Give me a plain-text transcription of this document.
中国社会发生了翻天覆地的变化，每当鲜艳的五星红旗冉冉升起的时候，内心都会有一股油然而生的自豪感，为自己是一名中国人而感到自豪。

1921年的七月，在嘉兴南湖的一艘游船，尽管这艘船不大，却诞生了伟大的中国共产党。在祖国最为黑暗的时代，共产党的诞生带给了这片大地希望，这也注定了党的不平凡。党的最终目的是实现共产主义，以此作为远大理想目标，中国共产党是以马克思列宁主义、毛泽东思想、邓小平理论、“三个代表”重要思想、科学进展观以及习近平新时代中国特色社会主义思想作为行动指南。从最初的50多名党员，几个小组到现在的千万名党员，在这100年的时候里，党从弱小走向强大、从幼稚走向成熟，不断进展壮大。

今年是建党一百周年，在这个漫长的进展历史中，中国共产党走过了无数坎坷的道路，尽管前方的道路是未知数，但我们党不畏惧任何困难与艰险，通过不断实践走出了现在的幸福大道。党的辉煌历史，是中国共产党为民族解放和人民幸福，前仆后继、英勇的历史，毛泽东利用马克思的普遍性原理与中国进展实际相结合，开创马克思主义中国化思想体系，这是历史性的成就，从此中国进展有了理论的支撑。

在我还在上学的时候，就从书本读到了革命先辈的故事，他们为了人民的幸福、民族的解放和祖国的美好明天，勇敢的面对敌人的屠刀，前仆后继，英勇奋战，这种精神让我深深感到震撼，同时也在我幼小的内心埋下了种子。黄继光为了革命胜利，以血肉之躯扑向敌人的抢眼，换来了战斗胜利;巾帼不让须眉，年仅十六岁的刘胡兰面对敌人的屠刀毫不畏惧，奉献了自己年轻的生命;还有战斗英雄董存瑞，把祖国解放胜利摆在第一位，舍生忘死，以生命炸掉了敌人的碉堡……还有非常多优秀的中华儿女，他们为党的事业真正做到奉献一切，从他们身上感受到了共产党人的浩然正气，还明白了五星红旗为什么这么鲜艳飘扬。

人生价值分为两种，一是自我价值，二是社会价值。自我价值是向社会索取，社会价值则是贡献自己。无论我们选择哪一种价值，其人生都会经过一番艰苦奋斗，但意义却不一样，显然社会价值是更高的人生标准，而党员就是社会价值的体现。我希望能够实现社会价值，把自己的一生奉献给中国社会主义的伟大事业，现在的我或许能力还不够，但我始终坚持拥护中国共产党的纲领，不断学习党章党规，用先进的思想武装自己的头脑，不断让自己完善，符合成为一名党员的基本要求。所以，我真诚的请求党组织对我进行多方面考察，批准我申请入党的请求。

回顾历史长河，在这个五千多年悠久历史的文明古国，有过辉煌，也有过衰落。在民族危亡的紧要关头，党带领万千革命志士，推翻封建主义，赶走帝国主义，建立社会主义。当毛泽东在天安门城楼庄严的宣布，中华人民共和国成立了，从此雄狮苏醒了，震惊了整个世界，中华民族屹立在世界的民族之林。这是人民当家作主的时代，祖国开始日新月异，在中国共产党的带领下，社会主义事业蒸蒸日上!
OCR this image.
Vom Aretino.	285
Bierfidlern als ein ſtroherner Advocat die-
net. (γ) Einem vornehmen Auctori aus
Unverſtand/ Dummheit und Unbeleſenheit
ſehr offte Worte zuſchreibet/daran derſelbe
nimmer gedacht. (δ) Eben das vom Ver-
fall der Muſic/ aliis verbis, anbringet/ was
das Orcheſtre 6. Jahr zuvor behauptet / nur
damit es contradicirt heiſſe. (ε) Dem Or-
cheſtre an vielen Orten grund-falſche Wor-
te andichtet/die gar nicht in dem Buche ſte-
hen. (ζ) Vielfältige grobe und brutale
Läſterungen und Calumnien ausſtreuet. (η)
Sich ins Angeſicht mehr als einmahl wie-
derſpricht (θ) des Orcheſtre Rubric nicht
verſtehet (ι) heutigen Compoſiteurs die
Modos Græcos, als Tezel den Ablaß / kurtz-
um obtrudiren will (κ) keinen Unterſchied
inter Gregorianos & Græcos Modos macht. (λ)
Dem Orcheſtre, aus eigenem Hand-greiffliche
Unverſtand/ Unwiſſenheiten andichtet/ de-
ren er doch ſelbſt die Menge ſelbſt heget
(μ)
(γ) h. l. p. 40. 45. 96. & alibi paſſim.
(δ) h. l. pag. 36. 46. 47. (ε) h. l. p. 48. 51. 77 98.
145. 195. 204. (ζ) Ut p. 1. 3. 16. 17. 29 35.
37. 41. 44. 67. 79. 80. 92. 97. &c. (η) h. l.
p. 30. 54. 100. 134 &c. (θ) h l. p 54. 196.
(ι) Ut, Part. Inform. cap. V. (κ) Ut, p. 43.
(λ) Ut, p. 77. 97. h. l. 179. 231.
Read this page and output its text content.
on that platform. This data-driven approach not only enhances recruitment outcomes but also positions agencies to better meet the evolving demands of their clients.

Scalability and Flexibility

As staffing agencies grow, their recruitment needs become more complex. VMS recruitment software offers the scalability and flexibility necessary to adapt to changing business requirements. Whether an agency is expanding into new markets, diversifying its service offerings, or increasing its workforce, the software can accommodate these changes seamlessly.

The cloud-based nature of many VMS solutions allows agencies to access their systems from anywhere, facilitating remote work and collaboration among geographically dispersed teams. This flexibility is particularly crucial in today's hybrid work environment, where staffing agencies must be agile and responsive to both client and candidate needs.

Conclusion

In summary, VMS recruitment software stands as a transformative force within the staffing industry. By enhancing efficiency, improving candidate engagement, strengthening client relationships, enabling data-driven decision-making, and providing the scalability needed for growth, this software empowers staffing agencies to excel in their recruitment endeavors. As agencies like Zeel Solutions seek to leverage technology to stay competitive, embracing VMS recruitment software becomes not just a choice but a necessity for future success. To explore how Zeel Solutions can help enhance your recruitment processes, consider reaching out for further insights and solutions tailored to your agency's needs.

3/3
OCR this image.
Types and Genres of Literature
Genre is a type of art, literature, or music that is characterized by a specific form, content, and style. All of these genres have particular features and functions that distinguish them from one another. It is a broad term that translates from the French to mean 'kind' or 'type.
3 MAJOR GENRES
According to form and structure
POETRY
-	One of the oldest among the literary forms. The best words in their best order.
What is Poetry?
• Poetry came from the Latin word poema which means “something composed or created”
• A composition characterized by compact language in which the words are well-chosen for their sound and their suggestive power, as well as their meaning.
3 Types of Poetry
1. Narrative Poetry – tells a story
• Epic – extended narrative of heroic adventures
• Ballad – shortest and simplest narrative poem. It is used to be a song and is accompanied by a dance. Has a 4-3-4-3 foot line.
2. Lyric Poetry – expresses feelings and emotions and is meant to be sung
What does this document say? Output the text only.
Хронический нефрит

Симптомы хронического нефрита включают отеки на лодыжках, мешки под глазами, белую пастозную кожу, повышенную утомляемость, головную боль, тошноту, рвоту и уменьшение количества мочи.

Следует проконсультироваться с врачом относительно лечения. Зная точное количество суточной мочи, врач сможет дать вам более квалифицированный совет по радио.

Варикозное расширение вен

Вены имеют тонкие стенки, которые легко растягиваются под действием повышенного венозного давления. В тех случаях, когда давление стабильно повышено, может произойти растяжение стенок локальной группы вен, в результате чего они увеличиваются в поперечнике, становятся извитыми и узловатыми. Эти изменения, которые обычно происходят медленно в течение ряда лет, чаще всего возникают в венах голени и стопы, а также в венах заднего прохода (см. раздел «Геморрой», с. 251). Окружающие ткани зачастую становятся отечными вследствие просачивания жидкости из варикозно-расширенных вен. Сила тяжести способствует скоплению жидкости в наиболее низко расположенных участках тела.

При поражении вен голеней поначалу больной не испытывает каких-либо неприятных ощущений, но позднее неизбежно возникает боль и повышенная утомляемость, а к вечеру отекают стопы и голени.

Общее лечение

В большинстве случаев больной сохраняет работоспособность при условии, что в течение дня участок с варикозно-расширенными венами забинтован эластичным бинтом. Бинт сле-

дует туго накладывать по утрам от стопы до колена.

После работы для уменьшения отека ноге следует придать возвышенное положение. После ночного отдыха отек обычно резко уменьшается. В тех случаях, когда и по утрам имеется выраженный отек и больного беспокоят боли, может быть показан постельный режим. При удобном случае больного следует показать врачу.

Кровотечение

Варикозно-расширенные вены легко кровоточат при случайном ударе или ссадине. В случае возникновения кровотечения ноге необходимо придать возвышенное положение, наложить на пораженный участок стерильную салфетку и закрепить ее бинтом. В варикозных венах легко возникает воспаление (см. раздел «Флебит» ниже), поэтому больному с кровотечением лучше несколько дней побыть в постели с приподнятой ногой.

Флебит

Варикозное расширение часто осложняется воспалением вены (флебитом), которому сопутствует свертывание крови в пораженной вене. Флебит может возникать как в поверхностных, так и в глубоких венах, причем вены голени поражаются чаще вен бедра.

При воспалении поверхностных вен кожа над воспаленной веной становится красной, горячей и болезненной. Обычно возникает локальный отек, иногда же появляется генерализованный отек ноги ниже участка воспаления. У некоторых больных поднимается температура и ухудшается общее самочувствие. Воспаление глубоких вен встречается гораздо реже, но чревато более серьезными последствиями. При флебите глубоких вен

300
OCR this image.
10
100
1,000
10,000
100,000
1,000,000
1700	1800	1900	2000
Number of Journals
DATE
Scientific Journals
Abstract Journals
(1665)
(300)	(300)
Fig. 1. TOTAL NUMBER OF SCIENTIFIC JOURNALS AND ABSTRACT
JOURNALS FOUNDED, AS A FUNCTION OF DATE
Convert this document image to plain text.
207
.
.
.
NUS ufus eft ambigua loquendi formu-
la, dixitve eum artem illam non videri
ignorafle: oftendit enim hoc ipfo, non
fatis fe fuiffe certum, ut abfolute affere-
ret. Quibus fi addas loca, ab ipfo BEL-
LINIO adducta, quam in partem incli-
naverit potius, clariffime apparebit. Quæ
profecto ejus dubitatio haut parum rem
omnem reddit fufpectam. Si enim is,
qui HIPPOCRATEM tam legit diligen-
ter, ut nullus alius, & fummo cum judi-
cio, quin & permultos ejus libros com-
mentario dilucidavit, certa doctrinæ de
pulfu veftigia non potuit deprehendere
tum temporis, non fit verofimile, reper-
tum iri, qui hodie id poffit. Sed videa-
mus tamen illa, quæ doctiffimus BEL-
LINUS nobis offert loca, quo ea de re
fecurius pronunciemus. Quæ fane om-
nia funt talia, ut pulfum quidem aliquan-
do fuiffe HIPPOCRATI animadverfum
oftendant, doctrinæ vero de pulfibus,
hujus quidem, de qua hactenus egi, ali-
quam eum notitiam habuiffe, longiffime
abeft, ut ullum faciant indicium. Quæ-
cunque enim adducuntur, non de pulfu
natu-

==*==

### EXERCISE PROMPT
Repeat, with no changes, each line from the one with "Convert this document image to plain text." to the end of the listing, including both ends and nothing else.

### TASK RESPONSE
Convert this document image to plain text.
207
.
.
.
NUS ufus eft ambigua loquendi formu-
la, dixitve eum artem illam non videri
ignorafle: oftendit enim hoc ipfo, non
fatis fe fuiffe certum, ut abfolute affere-
ret. Quibus fi addas loca, ab ipfo BEL-
LINIO adducta, quam in partem incli-
naverit potius, clariffime apparebit. Quæ
profecto ejus dubitatio haut parum rem
omnem reddit fufpectam. Si enim is,
qui HIPPOCRATEM tam legit diligen-
ter, ut nullus alius, & fummo cum judi-
cio, quin & permultos ejus libros com-
mentario dilucidavit, certa doctrinæ de
pulfu veftigia non potuit deprehendere
tum temporis, non fit verofimile, reper-
tum iri, qui hodie id poffit. Sed videa-
mus tamen illa, quæ doctiffimus BEL-
LINUS nobis offert loca, quo ea de re
fecurius pronunciemus. Quæ fane om-
nia funt talia, ut pulfum quidem aliquan-
do fuiffe HIPPOCRATI animadverfum
oftendant, doctrinæ vero de pulfibus,
hujus quidem, de qua hactenus egi, ali-
quam eum notitiam habuiffe, longiffime
abeft, ut ullum faciant indicium. Quæ-
cunque enim adducuntur, non de pulfu
natu-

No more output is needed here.